> _INSTRUCTIONS FOR THE TASK_: Copy every entry word for word. Skip the pictures.

> _STORED ROWS_:
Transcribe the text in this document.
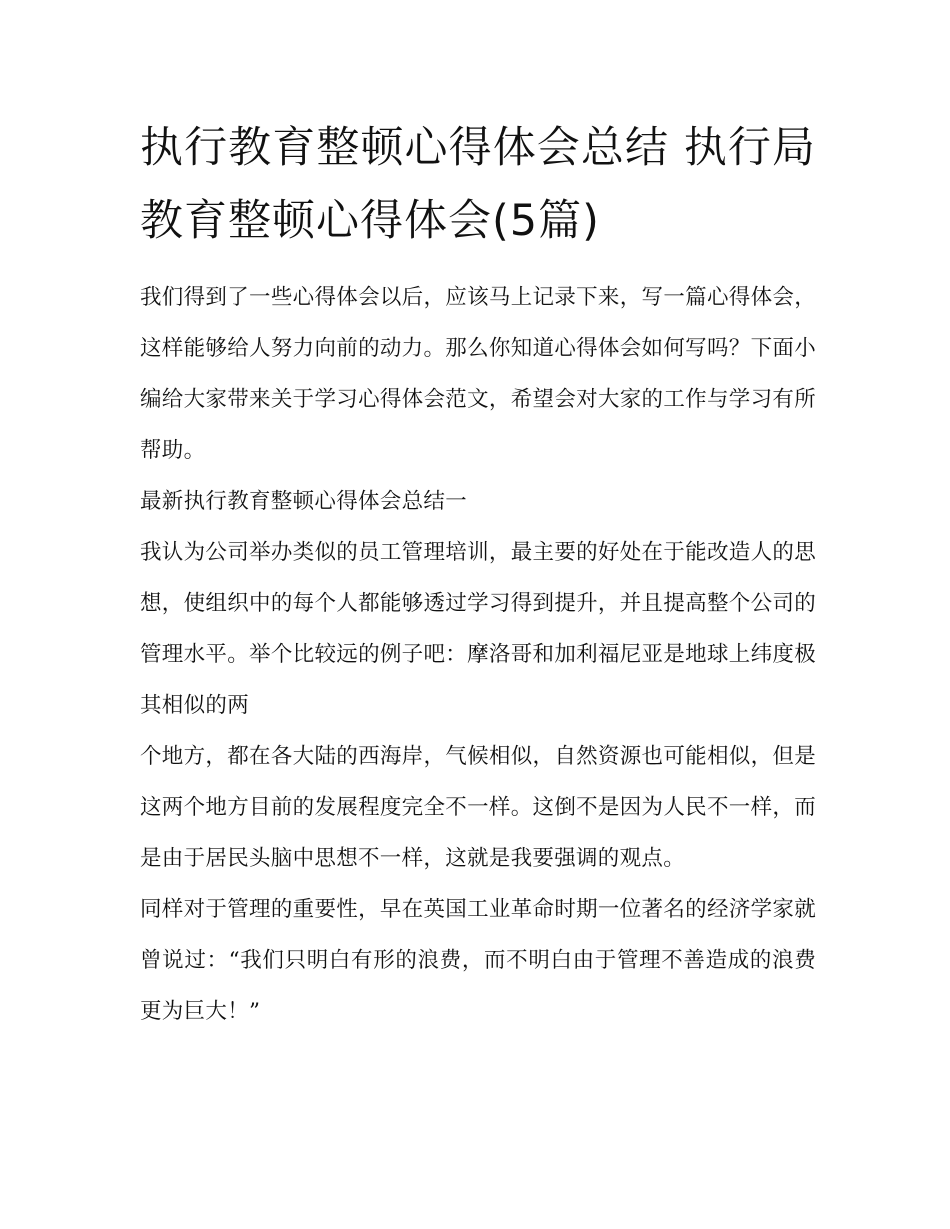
执行教育整顿心得体会总结 执行局教育整顿心得体会(5篇)

我们得到了一些心得体会以后，应该马上记录下来，写一篇心得体会，这样能够给人努力向前的动力。那么你知道心得体会如何写吗？下面小编给大家带来关于学习心得体会范文，希望会对大家的工作与学习有所帮助。

最新执行教育整顿心得体会总结一

我认为公司举办类似的员工管理培训，最主要的好处在于能改造人的思想，使组织中的每个人都能够透过学习得到提升，并且提高整个公司的管理水平。举个比较远的例子吧：摩洛哥和加利福尼亚是地球上纬度极其相似的两

个地方，都在各大陆的西海岸，气候相似，自然资源也可能相似，但是这两个地方目前的发展程度完全不一样。这倒不是因为人民不一样，而是由于居民头脑中思想不一样，这就是我要强调的观点。

同样对于管理的重要性，早在英国工业革命时期一位著名的经济学家就曾说过：“我们只明白有形的浪费，而不明白由于管理不善造成的浪费更为巨大！”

> _ANSWER TO THE PROBLEM_:
Transcribe the text in this document.
执行教育整顿心得体会总结 执行局教育整顿心得体会(5篇)

我们得到了一些心得体会以后，应该马上记录下来，写一篇心得体会，这样能够给人努力向前的动力。那么你知道心得体会如何写吗？下面小编给大家带来关于学习心得体会范文，希望会对大家的工作与学习有所帮助。

最新执行教育整顿心得体会总结一

我认为公司举办类似的员工管理培训，最主要的好处在于能改造人的思想，使组织中的每个人都能够透过学习得到提升，并且提高整个公司的管理水平。举个比较远的例子吧：摩洛哥和加利福尼亚是地球上纬度极其相似的两

个地方，都在各大陆的西海岸，气候相似，自然资源也可能相似，但是这两个地方目前的发展程度完全不一样。这倒不是因为人民不一样，而是由于居民头脑中思想不一样，这就是我要强调的观点。

同样对于管理的重要性，早在英国工业革命时期一位著名的经济学家就曾说过：“我们只明白有形的浪费，而不明白由于管理不善造成的浪费更为巨大！”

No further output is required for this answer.